Records shown -
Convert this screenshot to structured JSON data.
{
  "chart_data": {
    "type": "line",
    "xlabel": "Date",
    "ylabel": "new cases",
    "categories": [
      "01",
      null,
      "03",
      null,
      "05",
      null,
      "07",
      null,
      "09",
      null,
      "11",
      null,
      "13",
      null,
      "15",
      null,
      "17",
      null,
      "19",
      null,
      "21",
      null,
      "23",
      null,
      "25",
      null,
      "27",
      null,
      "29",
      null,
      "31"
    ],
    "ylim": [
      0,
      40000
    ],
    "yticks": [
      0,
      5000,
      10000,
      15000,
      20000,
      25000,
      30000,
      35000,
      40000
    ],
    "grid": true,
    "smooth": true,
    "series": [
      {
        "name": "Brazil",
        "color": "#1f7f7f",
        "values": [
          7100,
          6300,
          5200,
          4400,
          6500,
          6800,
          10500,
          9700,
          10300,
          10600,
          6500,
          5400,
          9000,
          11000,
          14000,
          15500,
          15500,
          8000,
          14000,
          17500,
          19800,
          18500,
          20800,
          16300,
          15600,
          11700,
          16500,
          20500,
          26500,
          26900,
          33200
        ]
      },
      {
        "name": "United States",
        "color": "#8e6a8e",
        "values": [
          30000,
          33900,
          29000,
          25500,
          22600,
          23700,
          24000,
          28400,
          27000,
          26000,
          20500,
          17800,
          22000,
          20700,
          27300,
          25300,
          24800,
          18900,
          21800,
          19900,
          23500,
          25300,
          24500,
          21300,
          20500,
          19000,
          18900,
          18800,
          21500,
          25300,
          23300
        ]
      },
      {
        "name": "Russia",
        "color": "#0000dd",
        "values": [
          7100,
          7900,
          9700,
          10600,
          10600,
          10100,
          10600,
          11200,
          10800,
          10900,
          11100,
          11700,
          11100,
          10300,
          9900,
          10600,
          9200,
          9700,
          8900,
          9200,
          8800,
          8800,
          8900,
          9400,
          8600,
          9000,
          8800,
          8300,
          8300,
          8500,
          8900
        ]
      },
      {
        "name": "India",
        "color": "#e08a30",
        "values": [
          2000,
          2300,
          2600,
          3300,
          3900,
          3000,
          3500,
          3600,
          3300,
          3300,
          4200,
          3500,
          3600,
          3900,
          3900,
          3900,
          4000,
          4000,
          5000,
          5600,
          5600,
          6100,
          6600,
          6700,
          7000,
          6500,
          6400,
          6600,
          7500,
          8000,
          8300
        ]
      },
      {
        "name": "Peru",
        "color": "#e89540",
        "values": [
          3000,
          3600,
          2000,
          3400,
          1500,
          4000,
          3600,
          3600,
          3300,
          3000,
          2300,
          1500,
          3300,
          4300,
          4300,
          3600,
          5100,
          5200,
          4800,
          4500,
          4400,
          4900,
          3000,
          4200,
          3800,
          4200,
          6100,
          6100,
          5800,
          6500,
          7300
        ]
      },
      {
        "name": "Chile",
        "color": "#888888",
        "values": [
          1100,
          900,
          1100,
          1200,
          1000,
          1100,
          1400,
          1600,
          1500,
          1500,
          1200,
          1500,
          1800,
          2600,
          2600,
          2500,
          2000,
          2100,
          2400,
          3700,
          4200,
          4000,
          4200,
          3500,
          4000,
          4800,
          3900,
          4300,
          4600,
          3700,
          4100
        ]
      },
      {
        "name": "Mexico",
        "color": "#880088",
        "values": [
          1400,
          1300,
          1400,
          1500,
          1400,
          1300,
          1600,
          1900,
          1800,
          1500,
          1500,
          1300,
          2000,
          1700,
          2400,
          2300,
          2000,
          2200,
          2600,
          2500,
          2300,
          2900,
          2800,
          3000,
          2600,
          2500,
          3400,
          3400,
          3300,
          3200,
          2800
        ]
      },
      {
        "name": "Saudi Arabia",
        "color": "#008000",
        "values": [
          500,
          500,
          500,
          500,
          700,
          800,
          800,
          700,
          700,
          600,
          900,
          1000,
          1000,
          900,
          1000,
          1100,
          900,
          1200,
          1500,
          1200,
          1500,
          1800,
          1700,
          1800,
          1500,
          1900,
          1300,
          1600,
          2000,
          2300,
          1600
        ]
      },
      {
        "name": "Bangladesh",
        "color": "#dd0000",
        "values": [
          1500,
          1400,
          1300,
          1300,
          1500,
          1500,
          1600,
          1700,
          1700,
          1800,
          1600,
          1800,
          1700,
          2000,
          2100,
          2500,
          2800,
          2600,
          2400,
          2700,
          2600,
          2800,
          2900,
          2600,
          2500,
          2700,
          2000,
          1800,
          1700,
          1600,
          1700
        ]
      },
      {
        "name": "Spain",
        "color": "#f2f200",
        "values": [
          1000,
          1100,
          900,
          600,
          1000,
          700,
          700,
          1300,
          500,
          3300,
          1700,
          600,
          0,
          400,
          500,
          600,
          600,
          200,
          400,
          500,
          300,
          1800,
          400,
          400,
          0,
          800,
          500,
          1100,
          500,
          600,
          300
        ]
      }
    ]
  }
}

Stated goal - From the records, copy every line that has the string "name" in it.

Written reply -
        "name": "Brazil",
        "name": "United States",
        "name": "Russia",
        "name": "India",
        "name": "Peru",
        "name": "Chile",
        "name": "Mexico",
        "name": "Saudi Arabia",
        "name": "Bangladesh",
        "name": "Spain",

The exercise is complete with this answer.